--- start of RECORDS TO PROCESS ---

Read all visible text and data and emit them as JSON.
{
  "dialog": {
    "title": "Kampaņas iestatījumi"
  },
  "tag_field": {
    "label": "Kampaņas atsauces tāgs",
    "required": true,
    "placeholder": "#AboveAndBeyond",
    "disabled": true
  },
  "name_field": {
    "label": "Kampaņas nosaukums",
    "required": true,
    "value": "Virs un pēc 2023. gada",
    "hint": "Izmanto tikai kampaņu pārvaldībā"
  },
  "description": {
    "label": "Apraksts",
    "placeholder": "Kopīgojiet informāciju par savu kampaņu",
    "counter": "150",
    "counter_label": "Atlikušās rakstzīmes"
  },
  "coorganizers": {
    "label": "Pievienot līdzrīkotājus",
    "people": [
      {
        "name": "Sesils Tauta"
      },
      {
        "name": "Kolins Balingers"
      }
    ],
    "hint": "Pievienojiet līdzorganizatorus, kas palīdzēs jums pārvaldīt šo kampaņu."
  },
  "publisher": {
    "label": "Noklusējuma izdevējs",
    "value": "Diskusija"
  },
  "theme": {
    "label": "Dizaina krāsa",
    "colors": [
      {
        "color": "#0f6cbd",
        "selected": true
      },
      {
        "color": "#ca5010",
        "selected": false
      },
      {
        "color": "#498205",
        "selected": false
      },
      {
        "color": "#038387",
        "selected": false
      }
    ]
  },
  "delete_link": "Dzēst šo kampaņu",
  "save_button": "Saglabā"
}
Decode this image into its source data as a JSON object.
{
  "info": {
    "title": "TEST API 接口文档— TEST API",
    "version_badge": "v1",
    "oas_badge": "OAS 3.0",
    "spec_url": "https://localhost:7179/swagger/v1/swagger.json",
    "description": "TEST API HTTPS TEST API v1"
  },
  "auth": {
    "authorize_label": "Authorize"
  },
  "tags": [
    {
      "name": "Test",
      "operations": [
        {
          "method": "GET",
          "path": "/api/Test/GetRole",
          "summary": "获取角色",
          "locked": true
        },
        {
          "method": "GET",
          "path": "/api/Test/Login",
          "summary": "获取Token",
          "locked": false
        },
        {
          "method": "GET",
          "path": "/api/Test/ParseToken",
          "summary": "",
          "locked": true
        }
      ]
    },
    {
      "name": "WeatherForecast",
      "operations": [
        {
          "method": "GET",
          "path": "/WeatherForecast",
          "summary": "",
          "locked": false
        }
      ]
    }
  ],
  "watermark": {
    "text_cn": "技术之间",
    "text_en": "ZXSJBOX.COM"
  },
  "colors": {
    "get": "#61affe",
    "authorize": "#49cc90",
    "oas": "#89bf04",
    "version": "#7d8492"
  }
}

--- end of RECORDS TO PROCESS ---

* _AIM_
Reproduce the entire listing word for word.

* _FULL OUTPUT_
Read all visible text and data and emit them as JSON.
{
  "dialog": {
    "title": "Kampaņas iestatījumi"
  },
  "tag_field": {
    "label": "Kampaņas atsauces tāgs",
    "required": true,
    "placeholder": "#AboveAndBeyond",
    "disabled": true
  },
  "name_field": {
    "label": "Kampaņas nosaukums",
    "required": true,
    "value": "Virs un pēc 2023. gada",
    "hint": "Izmanto tikai kampaņu pārvaldībā"
  },
  "description": {
    "label": "Apraksts",
    "placeholder": "Kopīgojiet informāciju par savu kampaņu",
    "counter": "150",
    "counter_label": "Atlikušās rakstzīmes"
  },
  "coorganizers": {
    "label": "Pievienot līdzrīkotājus",
    "people": [
      {
        "name": "Sesils Tauta"
      },
      {
        "name": "Kolins Balingers"
      }
    ],
    "hint": "Pievienojiet līdzorganizatorus, kas palīdzēs jums pārvaldīt šo kampaņu."
  },
  "publisher": {
    "label": "Noklusējuma izdevējs",
    "value": "Diskusija"
  },
  "theme": {
    "label": "Dizaina krāsa",
    "colors": [
      {
        "color": "#0f6cbd",
        "selected": true
      },
      {
        "color": "#ca5010",
        "selected": false
      },
      {
        "color": "#498205",
        "selected": false
      },
      {
        "color": "#038387",
        "selected": false
      }
    ]
  },
  "delete_link": "Dzēst šo kampaņu",
  "save_button": "Saglabā"
}
Decode this image into its source data as a JSON object.
{
  "info": {
    "title": "TEST API 接口文档— TEST API",
    "version_badge": "v1",
    "oas_badge": "OAS 3.0",
    "spec_url": "https://localhost:7179/swagger/v1/swagger.json",
    "description": "TEST API HTTPS TEST API v1"
  },
  "auth": {
    "authorize_label": "Authorize"
  },
  "tags": [
    {
      "name": "Test",
      "operations": [
        {
          "method": "GET",
          "path": "/api/Test/GetRole",
          "summary": "获取角色",
          "locked": true
        },
        {
          "method": "GET",
          "path": "/api/Test/Login",
          "summary": "获取Token",
          "locked": false
        },
        {
          "method": "GET",
          "path": "/api/Test/ParseToken",
          "summary": "",
          "locked": true
        }
      ]
    },
    {
      "name": "WeatherForecast",
      "operations": [
        {
          "method": "GET",
          "path": "/WeatherForecast",
          "summary": "",
          "locked": false
        }
      ]
    }
  ],
  "watermark": {
    "text_cn": "技术之间",
    "text_en": "ZXSJBOX.COM"
  },
  "colors": {
    "get": "#61affe",
    "authorize": "#49cc90",
    "oas": "#89bf04",
    "version": "#7d8492"
  }
}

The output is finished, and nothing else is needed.